## What you should do
Work out the number of lines containing "Output". Answer with nothing but that number.
□ □ □ □ □ □ □
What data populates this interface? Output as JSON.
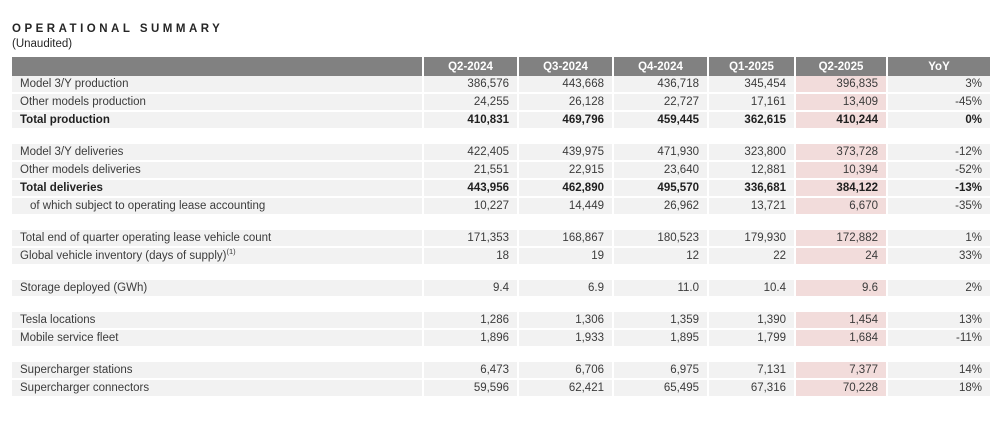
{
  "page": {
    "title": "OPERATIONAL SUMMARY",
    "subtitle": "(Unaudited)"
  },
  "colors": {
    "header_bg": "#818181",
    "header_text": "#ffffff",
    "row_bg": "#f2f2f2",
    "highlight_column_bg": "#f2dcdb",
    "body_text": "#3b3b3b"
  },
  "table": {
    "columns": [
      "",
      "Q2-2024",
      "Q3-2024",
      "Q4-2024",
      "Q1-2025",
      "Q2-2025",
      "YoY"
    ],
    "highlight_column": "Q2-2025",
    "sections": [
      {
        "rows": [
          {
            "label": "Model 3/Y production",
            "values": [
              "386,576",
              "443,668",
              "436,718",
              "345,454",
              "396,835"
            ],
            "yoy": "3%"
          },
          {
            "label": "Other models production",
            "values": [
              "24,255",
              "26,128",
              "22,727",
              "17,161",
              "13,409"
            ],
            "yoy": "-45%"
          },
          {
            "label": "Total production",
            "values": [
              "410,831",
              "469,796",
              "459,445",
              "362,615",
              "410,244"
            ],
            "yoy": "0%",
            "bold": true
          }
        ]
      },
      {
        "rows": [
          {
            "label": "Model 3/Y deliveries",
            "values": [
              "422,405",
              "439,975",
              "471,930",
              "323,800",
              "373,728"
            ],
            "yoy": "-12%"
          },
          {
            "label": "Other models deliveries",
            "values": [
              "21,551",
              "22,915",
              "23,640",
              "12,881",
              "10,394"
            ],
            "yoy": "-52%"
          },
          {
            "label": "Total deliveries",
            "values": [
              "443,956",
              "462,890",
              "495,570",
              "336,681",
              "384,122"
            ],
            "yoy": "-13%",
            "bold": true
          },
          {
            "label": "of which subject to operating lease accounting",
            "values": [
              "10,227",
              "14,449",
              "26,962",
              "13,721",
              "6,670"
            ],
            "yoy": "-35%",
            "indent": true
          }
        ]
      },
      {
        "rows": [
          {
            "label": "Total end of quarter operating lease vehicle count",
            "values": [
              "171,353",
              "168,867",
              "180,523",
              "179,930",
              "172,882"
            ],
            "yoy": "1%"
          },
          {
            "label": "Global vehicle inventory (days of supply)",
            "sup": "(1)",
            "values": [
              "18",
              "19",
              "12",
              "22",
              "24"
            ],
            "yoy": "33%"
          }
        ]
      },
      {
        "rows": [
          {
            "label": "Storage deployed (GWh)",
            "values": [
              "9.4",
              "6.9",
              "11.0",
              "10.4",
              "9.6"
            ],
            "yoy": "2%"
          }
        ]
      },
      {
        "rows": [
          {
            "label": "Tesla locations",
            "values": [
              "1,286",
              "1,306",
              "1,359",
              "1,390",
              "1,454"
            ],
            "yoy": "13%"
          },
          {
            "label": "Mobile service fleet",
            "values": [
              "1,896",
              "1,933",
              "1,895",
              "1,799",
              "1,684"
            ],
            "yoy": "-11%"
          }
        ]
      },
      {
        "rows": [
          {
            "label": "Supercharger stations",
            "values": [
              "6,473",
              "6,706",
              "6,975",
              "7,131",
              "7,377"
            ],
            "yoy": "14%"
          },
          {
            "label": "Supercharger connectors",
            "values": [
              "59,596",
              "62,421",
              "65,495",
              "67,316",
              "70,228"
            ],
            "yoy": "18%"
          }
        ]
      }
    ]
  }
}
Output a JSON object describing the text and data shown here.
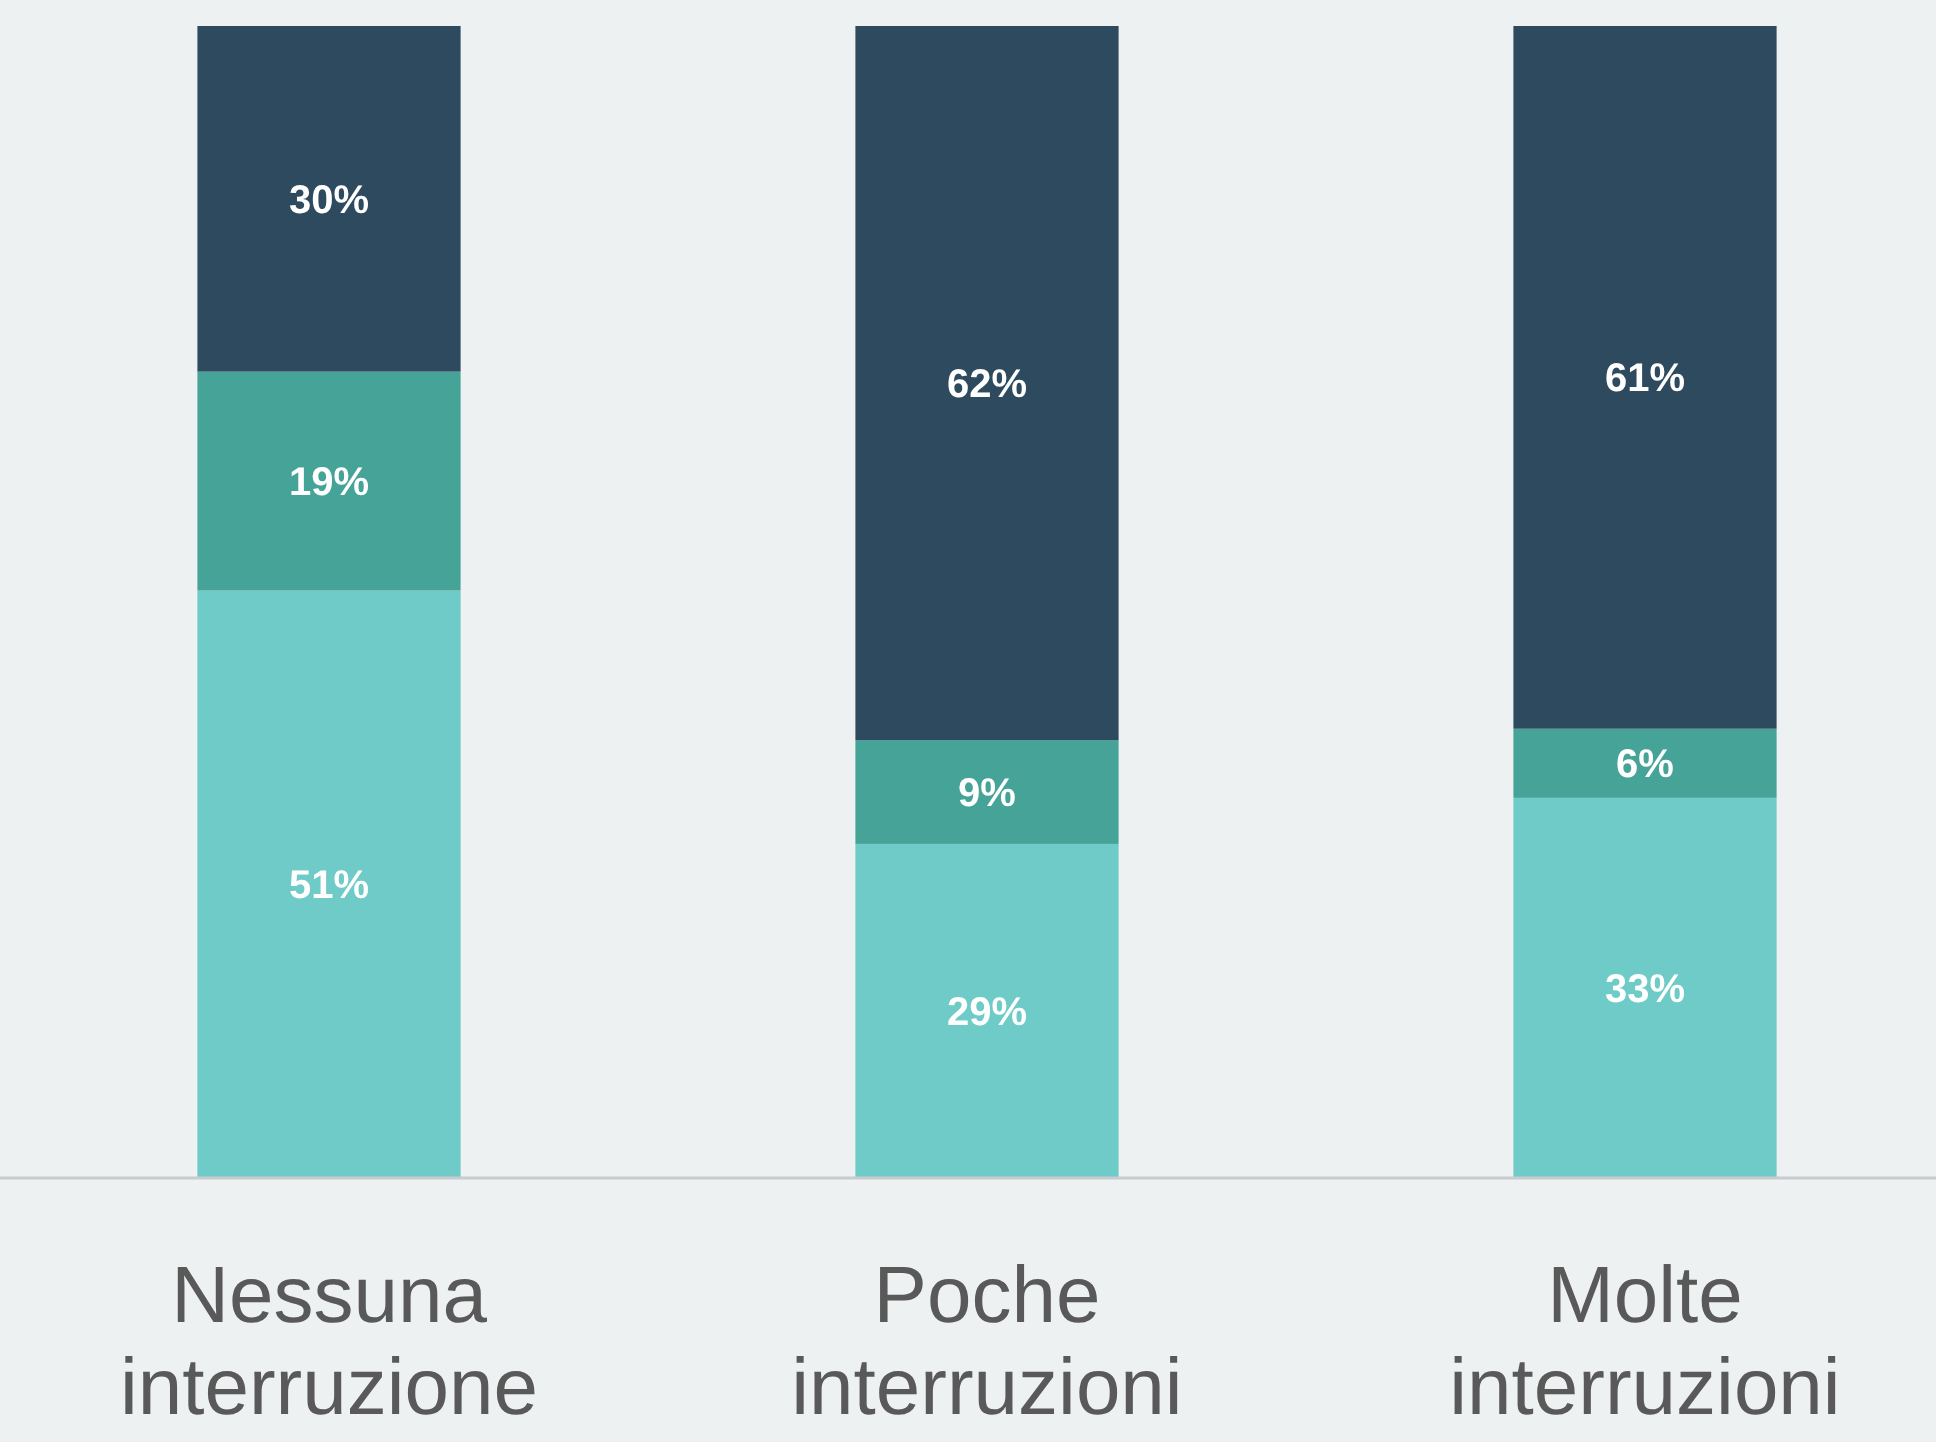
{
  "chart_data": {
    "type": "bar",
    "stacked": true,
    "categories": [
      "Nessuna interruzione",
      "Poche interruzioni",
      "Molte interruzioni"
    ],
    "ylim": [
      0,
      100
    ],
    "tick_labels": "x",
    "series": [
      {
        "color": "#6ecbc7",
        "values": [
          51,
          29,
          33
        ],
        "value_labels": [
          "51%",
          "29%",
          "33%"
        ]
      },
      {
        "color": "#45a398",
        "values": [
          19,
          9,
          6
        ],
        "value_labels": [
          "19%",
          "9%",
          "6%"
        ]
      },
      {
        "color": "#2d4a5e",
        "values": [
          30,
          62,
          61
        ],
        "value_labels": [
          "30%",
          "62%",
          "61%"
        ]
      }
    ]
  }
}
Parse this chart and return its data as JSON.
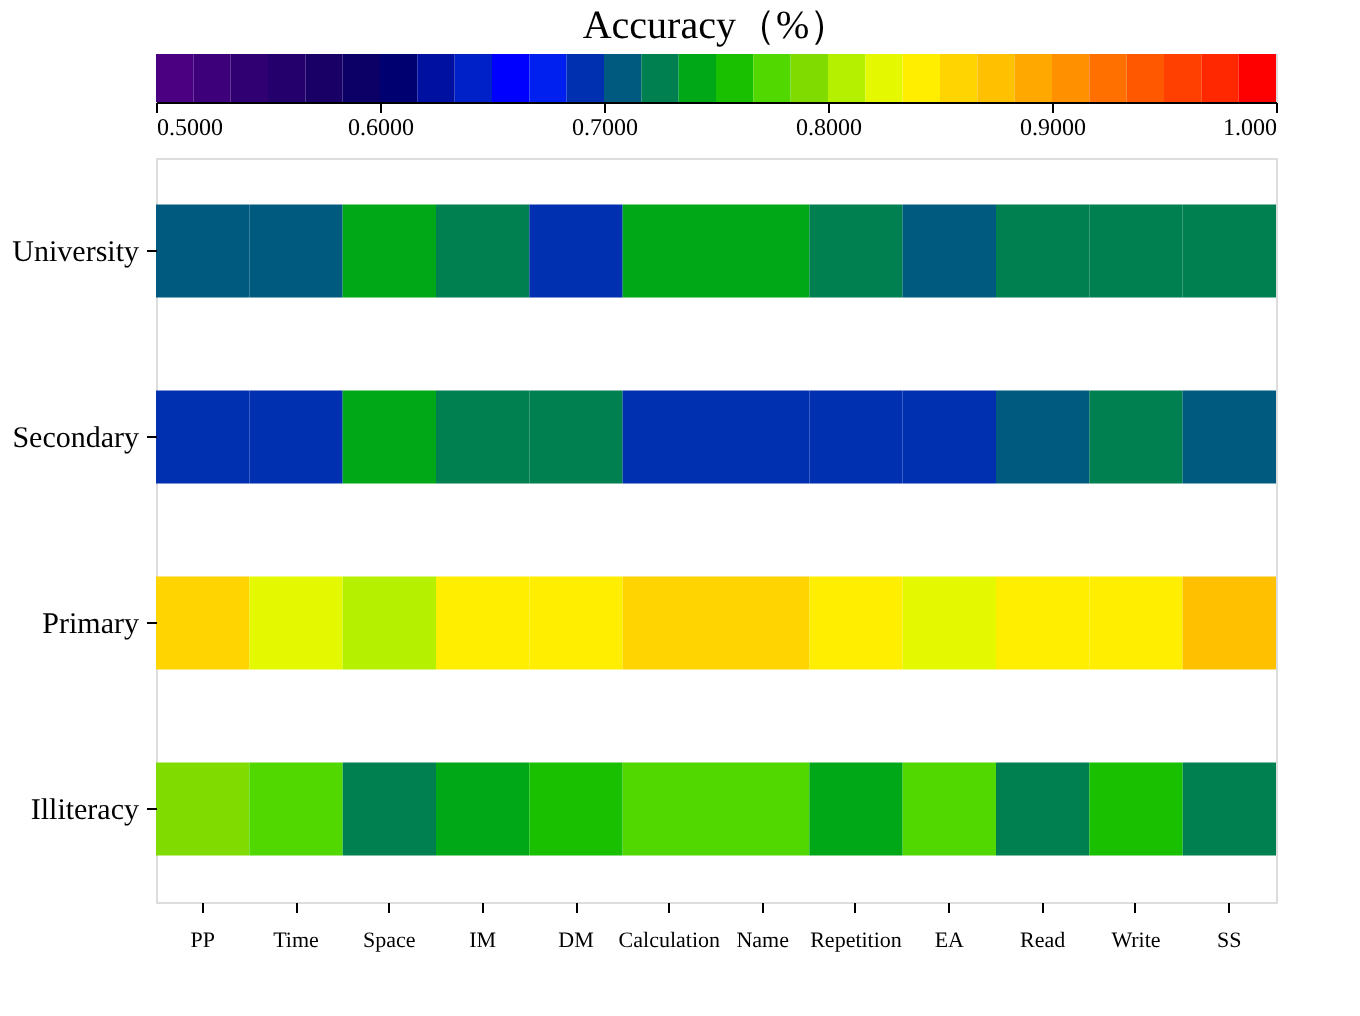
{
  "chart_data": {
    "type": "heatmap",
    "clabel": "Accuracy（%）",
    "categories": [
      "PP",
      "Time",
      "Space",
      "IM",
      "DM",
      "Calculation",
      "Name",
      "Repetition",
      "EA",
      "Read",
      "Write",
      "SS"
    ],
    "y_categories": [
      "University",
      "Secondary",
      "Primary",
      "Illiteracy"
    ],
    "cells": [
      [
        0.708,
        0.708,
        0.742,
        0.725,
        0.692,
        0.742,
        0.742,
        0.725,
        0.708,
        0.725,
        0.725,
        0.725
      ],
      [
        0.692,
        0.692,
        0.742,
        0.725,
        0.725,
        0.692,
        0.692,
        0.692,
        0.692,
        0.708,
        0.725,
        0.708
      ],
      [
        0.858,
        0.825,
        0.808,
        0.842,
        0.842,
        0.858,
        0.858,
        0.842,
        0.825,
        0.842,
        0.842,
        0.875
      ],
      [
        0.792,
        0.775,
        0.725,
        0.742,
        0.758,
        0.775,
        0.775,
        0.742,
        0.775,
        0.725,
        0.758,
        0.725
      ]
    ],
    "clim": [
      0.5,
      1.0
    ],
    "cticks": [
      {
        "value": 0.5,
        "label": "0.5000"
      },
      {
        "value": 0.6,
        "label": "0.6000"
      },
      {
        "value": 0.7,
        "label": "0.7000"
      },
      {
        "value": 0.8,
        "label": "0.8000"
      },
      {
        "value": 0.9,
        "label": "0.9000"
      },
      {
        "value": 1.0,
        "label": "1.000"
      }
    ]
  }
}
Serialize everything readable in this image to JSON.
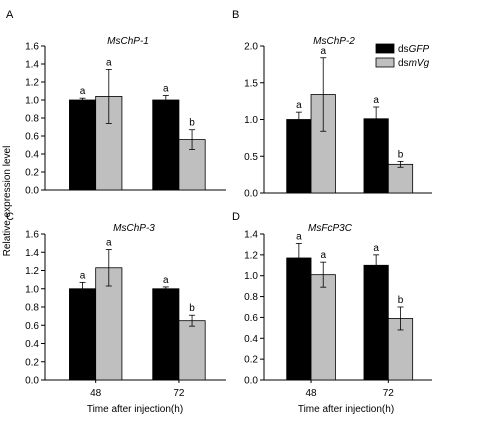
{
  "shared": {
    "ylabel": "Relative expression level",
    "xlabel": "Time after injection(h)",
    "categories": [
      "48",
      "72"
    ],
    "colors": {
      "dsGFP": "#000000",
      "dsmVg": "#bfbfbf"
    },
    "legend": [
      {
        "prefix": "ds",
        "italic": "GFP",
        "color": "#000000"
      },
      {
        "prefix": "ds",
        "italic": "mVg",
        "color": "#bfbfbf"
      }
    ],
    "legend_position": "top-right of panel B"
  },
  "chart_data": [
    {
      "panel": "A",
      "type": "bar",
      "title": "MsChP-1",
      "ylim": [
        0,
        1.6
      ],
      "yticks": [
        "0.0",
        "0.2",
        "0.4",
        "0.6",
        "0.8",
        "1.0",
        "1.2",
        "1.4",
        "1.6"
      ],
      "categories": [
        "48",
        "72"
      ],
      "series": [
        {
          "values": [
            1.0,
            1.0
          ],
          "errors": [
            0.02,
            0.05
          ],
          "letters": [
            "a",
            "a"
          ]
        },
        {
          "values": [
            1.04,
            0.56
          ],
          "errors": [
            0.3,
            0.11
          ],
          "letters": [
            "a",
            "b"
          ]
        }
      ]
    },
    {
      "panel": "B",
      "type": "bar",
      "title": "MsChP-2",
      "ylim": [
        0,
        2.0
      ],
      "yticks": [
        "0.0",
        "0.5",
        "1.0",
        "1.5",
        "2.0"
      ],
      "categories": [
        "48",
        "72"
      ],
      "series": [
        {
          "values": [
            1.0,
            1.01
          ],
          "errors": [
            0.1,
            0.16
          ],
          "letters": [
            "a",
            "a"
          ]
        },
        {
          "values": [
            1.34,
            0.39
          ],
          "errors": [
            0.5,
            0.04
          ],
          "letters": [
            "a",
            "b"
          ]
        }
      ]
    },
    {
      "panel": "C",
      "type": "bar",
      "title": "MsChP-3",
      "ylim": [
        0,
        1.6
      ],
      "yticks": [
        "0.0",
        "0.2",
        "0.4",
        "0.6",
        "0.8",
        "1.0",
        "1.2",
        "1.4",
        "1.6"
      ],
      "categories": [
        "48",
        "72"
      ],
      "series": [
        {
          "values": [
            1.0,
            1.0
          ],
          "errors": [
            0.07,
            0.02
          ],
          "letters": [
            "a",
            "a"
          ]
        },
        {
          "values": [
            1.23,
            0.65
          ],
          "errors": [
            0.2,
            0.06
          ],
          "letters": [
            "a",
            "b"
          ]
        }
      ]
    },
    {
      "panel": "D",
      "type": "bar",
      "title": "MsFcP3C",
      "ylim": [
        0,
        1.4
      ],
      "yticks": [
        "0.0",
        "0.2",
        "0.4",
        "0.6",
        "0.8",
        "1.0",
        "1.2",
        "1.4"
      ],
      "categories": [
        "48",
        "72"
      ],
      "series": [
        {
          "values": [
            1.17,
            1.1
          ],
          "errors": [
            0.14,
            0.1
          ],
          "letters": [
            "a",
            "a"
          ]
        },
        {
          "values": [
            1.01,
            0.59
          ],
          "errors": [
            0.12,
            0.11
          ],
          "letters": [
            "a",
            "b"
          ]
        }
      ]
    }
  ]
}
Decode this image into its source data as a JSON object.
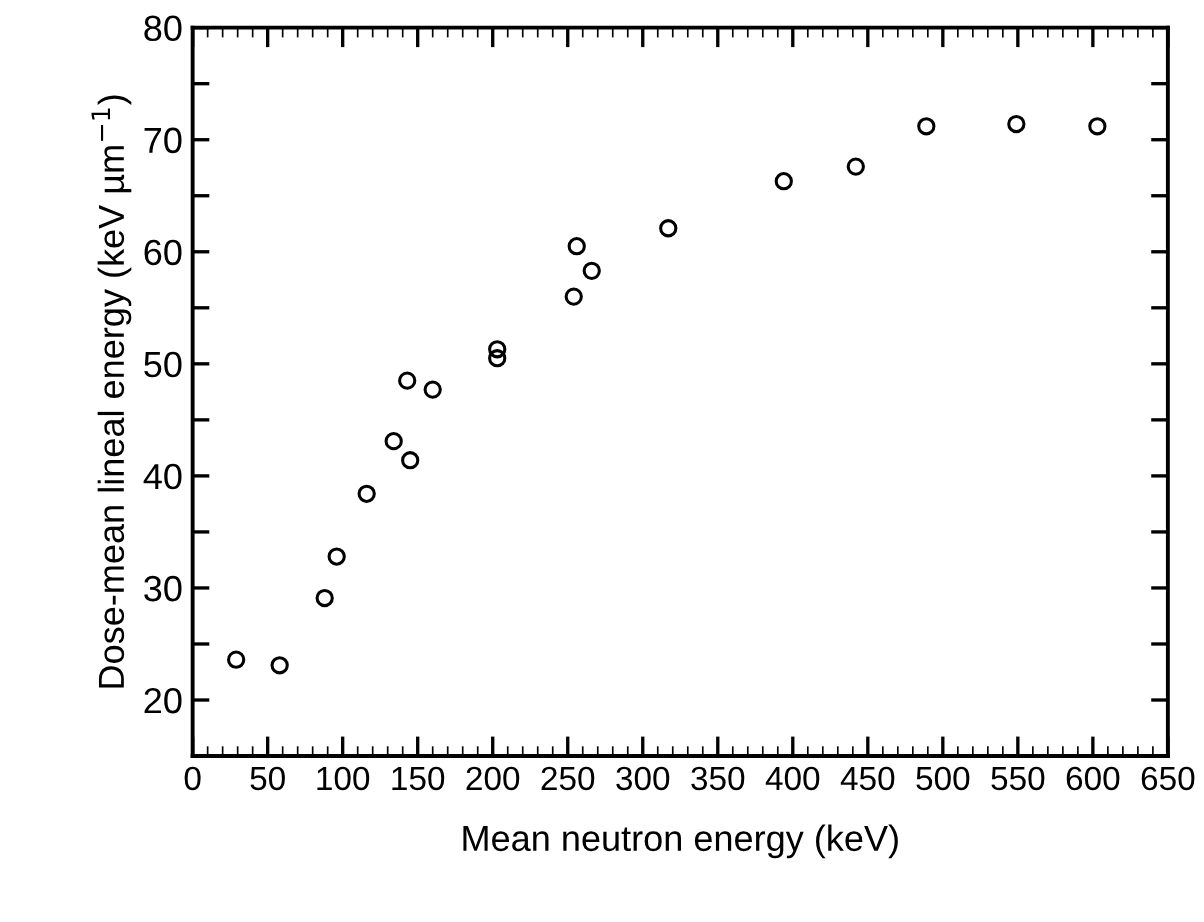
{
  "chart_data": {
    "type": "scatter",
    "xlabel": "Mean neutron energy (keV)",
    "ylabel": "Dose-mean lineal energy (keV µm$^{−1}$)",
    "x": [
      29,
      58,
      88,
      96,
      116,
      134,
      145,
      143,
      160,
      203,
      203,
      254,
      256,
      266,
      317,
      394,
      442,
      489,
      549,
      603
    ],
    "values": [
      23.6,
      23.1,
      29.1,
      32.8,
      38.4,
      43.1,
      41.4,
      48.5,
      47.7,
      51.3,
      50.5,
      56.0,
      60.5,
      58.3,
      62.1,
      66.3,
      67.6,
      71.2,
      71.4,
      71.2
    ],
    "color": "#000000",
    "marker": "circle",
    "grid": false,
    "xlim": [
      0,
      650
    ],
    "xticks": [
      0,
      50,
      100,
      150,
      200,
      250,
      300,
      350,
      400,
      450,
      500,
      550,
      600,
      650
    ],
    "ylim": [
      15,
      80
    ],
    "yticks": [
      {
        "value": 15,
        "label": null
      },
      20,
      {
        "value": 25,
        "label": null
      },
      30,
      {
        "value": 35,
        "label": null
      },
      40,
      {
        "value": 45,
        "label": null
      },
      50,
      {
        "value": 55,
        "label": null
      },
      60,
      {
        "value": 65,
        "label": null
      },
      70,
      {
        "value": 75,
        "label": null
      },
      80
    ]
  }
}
□ □ □ □ □ □ □
## Result of the exercise
2